Requirement >>
List all the lines in these records that hold "options".
BEGIN
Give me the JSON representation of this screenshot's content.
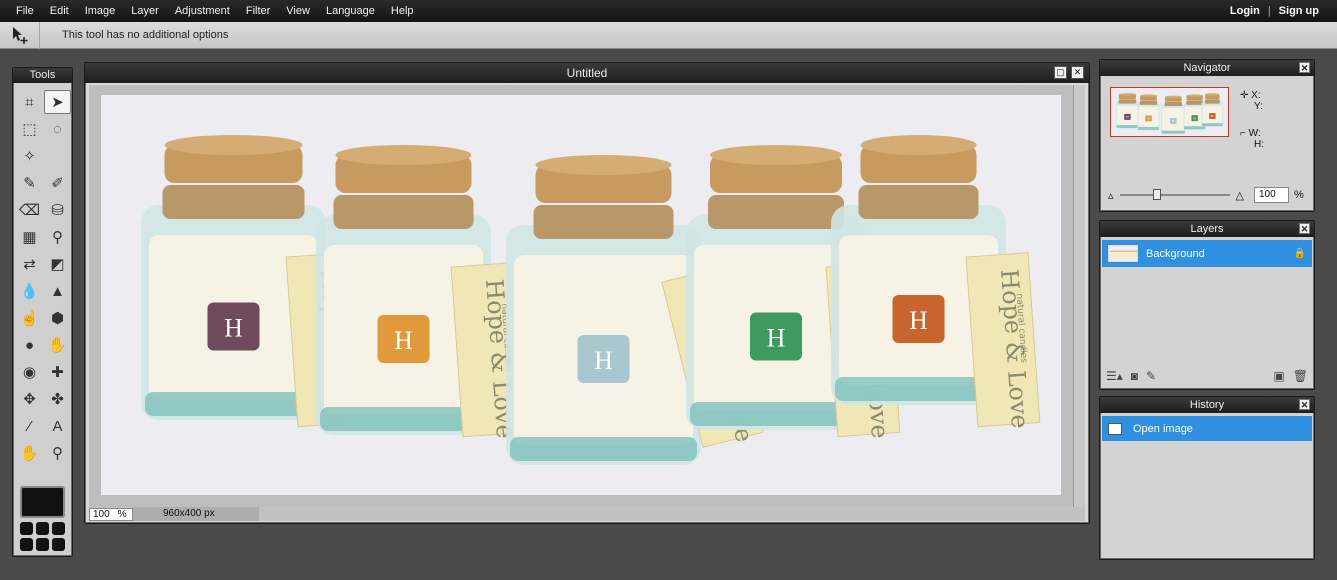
{
  "menu": [
    "File",
    "Edit",
    "Image",
    "Layer",
    "Adjustment",
    "Filter",
    "View",
    "Language",
    "Help"
  ],
  "auth": {
    "login": "Login",
    "separator": "|",
    "signup": "Sign up"
  },
  "options": {
    "text": "This tool has no additional options"
  },
  "tools": {
    "title": "Tools",
    "items": [
      {
        "name": "crop-tool",
        "glyph": "⌗"
      },
      {
        "name": "move-tool",
        "glyph": "➤"
      },
      {
        "name": "marquee-tool",
        "glyph": "⬚"
      },
      {
        "name": "lasso-tool",
        "glyph": "◌"
      },
      {
        "name": "magic-wand-tool",
        "glyph": "✧"
      },
      {
        "name": "blank-tool",
        "glyph": ""
      },
      {
        "name": "pencil-tool",
        "glyph": "✎"
      },
      {
        "name": "brush-tool",
        "glyph": "✐"
      },
      {
        "name": "eraser-tool",
        "glyph": "⌫"
      },
      {
        "name": "paint-bucket-tool",
        "glyph": "⛁"
      },
      {
        "name": "gradient-tool",
        "glyph": "▦"
      },
      {
        "name": "clone-stamp-tool",
        "glyph": "⚲"
      },
      {
        "name": "color-replace-tool",
        "glyph": "⇄"
      },
      {
        "name": "draw-tool",
        "glyph": "◩"
      },
      {
        "name": "blur-tool",
        "glyph": "💧"
      },
      {
        "name": "sharpen-tool",
        "glyph": "▲"
      },
      {
        "name": "smudge-tool",
        "glyph": "☝"
      },
      {
        "name": "sponge-tool",
        "glyph": "⬢"
      },
      {
        "name": "dodge-tool",
        "glyph": "●"
      },
      {
        "name": "burn-tool",
        "glyph": "✋"
      },
      {
        "name": "red-eye-tool",
        "glyph": "◉"
      },
      {
        "name": "spot-heal-tool",
        "glyph": "✚"
      },
      {
        "name": "bloat-tool",
        "glyph": "✥"
      },
      {
        "name": "pinch-tool",
        "glyph": "✤"
      },
      {
        "name": "color-picker-tool",
        "glyph": "⁄"
      },
      {
        "name": "type-tool",
        "glyph": "A"
      },
      {
        "name": "hand-tool",
        "glyph": "✋"
      },
      {
        "name": "zoom-tool",
        "glyph": "⚲"
      }
    ]
  },
  "document": {
    "title": "Untitled",
    "zoom": "100",
    "zoom_unit": "%",
    "dimensions": "960x400 px"
  },
  "image": {
    "tag_text": "Hope & Love",
    "tag_sub": "natural candles",
    "jars": [
      {
        "label_color": "#6e4a5c"
      },
      {
        "label_color": "#e09a3c"
      },
      {
        "label_color": "#a9c7cf"
      },
      {
        "label_color": "#3e9a5e"
      },
      {
        "label_color": "#c8642c"
      }
    ]
  },
  "navigator": {
    "title": "Navigator",
    "x_label": "X:",
    "y_label": "Y:",
    "w_label": "W:",
    "h_label": "H:",
    "zoom_value": "100",
    "zoom_unit": "%",
    "zoom_level": 0.3
  },
  "layers": {
    "title": "Layers",
    "items": [
      {
        "name": "Background",
        "locked": true
      }
    ]
  },
  "history": {
    "title": "History",
    "items": [
      {
        "label": "Open image"
      }
    ]
  }
}
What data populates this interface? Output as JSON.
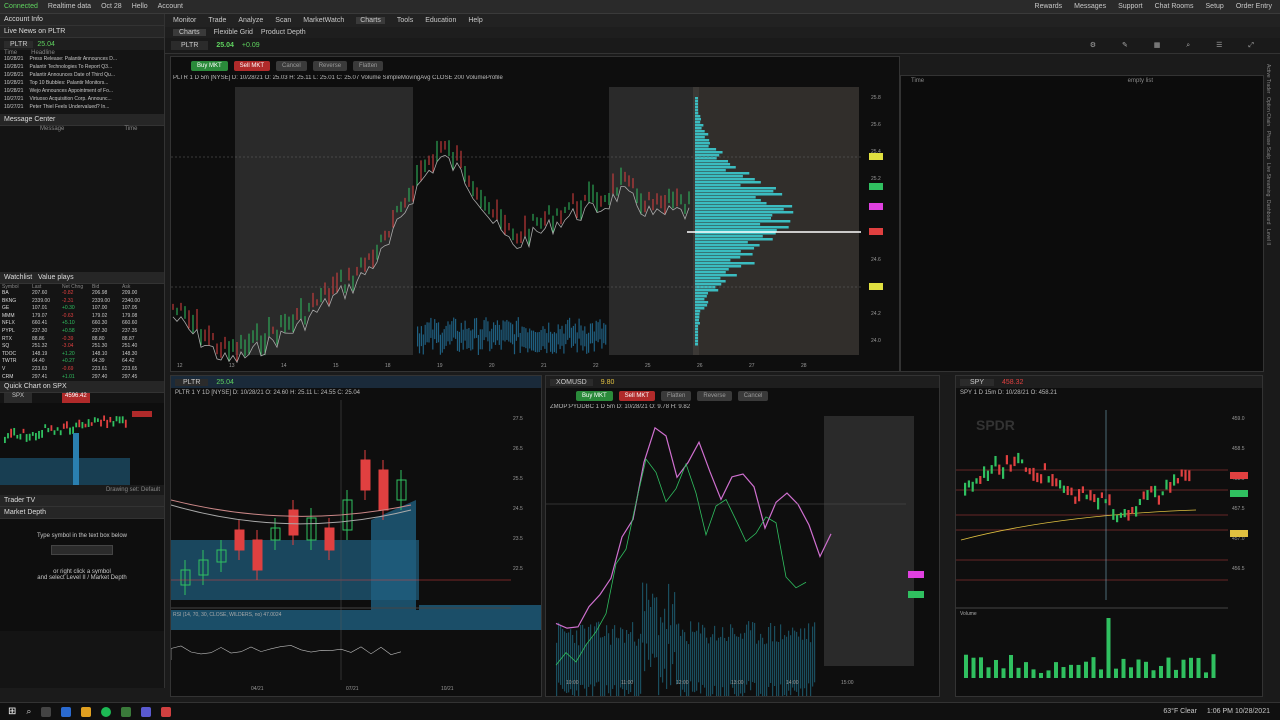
END
Reply to the task >>
  "options": {
    "text": "This tool has no additional options"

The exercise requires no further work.